◆ AIM OF THE EXERCISE:
Return all of the entries exactly, with nothing added or left out.

━━━ MATERIAL FOR THIS TASK

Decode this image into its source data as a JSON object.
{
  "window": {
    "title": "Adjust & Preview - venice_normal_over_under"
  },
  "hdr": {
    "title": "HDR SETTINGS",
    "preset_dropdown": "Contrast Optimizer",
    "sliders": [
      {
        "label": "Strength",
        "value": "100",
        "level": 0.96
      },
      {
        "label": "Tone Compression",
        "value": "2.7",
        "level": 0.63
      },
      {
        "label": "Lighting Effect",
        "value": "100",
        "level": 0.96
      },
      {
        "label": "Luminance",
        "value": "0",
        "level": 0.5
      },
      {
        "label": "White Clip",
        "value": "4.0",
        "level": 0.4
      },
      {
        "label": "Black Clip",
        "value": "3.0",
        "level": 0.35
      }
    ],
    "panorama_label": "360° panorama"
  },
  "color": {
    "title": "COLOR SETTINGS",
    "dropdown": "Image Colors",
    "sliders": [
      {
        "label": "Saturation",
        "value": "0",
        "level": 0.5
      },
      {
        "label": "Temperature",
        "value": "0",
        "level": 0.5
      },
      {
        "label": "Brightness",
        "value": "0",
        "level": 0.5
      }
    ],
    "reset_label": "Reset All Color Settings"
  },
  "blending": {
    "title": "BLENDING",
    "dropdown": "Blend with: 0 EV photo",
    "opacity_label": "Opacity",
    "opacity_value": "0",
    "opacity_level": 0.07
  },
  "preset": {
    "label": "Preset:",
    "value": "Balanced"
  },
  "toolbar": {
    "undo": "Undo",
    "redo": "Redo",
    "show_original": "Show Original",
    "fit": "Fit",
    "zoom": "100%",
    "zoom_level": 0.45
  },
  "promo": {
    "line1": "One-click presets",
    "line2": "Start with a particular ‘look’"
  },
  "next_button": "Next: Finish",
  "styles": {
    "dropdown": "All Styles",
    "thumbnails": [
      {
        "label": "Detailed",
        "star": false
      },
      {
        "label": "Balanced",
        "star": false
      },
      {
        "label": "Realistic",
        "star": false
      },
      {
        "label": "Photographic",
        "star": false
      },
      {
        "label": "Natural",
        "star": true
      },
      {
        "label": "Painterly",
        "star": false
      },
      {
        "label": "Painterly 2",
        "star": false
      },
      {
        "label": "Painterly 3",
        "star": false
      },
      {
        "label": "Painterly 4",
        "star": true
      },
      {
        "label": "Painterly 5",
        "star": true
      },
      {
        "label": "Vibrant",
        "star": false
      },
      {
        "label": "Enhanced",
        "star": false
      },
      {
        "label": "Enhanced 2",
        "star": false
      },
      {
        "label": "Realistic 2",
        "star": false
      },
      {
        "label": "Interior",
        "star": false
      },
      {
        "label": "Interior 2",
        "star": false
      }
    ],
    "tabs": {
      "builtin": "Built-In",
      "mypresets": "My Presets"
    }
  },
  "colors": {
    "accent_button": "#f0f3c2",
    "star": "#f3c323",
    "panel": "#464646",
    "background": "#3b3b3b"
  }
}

━━━━━━

◆ EXPECTED ANSWER:
Decode this image into its source data as a JSON object.
{
  "window": {
    "title": "Adjust & Preview - venice_normal_over_under"
  },
  "hdr": {
    "title": "HDR SETTINGS",
    "preset_dropdown": "Contrast Optimizer",
    "sliders": [
      {
        "label": "Strength",
        "value": "100",
        "level": 0.96
      },
      {
        "label": "Tone Compression",
        "value": "2.7",
        "level": 0.63
      },
      {
        "label": "Lighting Effect",
        "value": "100",
        "level": 0.96
      },
      {
        "label": "Luminance",
        "value": "0",
        "level": 0.5
      },
      {
        "label": "White Clip",
        "value": "4.0",
        "level": 0.4
      },
      {
        "label": "Black Clip",
        "value": "3.0",
        "level": 0.35
      }
    ],
    "panorama_label": "360° panorama"
  },
  "color": {
    "title": "COLOR SETTINGS",
    "dropdown": "Image Colors",
    "sliders": [
      {
        "label": "Saturation",
        "value": "0",
        "level": 0.5
      },
      {
        "label": "Temperature",
        "value": "0",
        "level": 0.5
      },
      {
        "label": "Brightness",
        "value": "0",
        "level": 0.5
      }
    ],
    "reset_label": "Reset All Color Settings"
  },
  "blending": {
    "title": "BLENDING",
    "dropdown": "Blend with: 0 EV photo",
    "opacity_label": "Opacity",
    "opacity_value": "0",
    "opacity_level": 0.07
  },
  "preset": {
    "label": "Preset:",
    "value": "Balanced"
  },
  "toolbar": {
    "undo": "Undo",
    "redo": "Redo",
    "show_original": "Show Original",
    "fit": "Fit",
    "zoom": "100%",
    "zoom_level": 0.45
  },
  "promo": {
    "line1": "One-click presets",
    "line2": "Start with a particular ‘look’"
  },
  "next_button": "Next: Finish",
  "styles": {
    "dropdown": "All Styles",
    "thumbnails": [
      {
        "label": "Detailed",
        "star": false
      },
      {
        "label": "Balanced",
        "star": false
      },
      {
        "label": "Realistic",
        "star": false
      },
      {
        "label": "Photographic",
        "star": false
      },
      {
        "label": "Natural",
        "star": true
      },
      {
        "label": "Painterly",
        "star": false
      },
      {
        "label": "Painterly 2",
        "star": false
      },
      {
        "label": "Painterly 3",
        "star": false
      },
      {
        "label": "Painterly 4",
        "star": true
      },
      {
        "label": "Painterly 5",
        "star": true
      },
      {
        "label": "Vibrant",
        "star": false
      },
      {
        "label": "Enhanced",
        "star": false
      },
      {
        "label": "Enhanced 2",
        "star": false
      },
      {
        "label": "Realistic 2",
        "star": false
      },
      {
        "label": "Interior",
        "star": false
      },
      {
        "label": "Interior 2",
        "star": false
      }
    ],
    "tabs": {
      "builtin": "Built-In",
      "mypresets": "My Presets"
    }
  },
  "colors": {
    "accent_button": "#f0f3c2",
    "star": "#f3c323",
    "panel": "#464646",
    "background": "#3b3b3b"
  }
}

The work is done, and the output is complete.